Extracted records:
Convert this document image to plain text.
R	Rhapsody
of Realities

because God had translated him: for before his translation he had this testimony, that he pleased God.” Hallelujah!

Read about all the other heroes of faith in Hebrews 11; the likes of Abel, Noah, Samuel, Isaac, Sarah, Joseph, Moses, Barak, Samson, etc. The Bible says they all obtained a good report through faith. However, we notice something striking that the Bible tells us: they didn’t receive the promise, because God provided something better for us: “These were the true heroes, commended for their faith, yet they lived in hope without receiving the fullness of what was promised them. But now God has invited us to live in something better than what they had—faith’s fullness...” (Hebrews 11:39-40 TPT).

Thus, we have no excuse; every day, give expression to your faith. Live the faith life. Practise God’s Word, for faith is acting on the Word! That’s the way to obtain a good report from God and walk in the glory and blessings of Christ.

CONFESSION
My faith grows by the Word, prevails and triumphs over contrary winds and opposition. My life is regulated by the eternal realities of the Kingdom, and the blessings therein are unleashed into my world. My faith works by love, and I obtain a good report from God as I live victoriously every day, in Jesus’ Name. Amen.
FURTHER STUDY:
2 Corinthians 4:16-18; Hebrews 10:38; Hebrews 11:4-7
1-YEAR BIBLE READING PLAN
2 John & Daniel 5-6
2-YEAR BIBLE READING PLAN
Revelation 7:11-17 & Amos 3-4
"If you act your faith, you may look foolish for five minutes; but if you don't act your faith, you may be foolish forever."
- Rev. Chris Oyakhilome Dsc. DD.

AIM OF THE EXERCISE: Once more, set down the full listing, verbatim.

EXERCISE ANSWER:
Convert this document image to plain text.
R	Rhapsody
of Realities

because God had translated him: for before his translation he had this testimony, that he pleased God.” Hallelujah!

Read about all the other heroes of faith in Hebrews 11; the likes of Abel, Noah, Samuel, Isaac, Sarah, Joseph, Moses, Barak, Samson, etc. The Bible says they all obtained a good report through faith. However, we notice something striking that the Bible tells us: they didn’t receive the promise, because God provided something better for us: “These were the true heroes, commended for their faith, yet they lived in hope without receiving the fullness of what was promised them. But now God has invited us to live in something better than what they had—faith’s fullness...” (Hebrews 11:39-40 TPT).

Thus, we have no excuse; every day, give expression to your faith. Live the faith life. Practise God’s Word, for faith is acting on the Word! That’s the way to obtain a good report from God and walk in the glory and blessings of Christ.

CONFESSION
My faith grows by the Word, prevails and triumphs over contrary winds and opposition. My life is regulated by the eternal realities of the Kingdom, and the blessings therein are unleashed into my world. My faith works by love, and I obtain a good report from God as I live victoriously every day, in Jesus’ Name. Amen.
FURTHER STUDY:
2 Corinthians 4:16-18; Hebrews 10:38; Hebrews 11:4-7
1-YEAR BIBLE READING PLAN
2 John & Daniel 5-6
2-YEAR BIBLE READING PLAN
Revelation 7:11-17 & Amos 3-4
"If you act your faith, you may look foolish for five minutes; but if you don't act your faith, you may be foolish forever."
- Rev. Chris Oyakhilome Dsc. DD.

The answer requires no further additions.